- _What the exercise asks_:
Extract every line where the string "form" appears.

- _Task material_:

╔══

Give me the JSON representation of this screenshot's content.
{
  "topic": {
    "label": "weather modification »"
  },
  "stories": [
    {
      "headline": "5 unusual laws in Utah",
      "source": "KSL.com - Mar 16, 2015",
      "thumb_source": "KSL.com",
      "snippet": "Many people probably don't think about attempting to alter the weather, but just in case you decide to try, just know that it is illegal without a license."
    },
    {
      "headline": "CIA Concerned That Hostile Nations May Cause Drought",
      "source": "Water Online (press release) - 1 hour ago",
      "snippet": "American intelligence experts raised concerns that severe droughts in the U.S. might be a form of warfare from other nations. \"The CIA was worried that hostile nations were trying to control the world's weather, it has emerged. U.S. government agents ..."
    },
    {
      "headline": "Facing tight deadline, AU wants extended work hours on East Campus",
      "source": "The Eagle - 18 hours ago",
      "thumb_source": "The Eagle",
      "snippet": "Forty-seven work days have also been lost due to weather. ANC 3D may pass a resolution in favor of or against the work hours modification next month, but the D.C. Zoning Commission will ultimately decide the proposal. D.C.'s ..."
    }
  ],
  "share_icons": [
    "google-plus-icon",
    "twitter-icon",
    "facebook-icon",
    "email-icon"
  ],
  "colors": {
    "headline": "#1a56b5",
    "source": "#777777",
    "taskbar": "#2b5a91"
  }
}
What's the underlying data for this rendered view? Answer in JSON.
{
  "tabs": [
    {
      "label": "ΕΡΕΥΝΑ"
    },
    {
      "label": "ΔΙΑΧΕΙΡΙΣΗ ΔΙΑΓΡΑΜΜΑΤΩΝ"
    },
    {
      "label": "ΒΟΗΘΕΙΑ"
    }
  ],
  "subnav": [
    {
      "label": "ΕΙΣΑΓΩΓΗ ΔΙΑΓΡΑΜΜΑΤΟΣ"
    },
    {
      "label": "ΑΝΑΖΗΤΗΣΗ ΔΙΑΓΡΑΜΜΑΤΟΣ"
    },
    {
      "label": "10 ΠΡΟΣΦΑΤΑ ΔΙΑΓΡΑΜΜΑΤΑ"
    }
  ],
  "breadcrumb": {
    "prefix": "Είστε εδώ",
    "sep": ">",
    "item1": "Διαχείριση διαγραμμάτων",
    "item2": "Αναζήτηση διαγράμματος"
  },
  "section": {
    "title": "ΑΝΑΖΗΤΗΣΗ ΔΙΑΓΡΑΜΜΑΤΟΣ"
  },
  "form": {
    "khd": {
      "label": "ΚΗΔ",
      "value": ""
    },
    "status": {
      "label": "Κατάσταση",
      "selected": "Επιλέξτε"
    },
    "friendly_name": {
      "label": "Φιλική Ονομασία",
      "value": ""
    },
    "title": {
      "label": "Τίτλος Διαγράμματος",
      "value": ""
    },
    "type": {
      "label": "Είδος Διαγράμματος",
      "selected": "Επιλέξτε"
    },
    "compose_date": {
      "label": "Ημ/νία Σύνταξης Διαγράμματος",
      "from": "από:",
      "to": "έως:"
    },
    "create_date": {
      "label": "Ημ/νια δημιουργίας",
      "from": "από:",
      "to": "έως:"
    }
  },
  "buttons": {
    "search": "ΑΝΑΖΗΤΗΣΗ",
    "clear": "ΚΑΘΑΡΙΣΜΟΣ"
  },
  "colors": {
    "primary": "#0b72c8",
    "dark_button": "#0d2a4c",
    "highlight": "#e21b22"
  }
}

╚══

- _Expected output_:
      "snippet": "American intelligence experts raised concerns that severe droughts in the U.S. might be a form of warfare from other nations. \"The CIA was worried that hostile nations were trying to control the world's weather, it has emerged. U.S. government agents ..."
  "form": {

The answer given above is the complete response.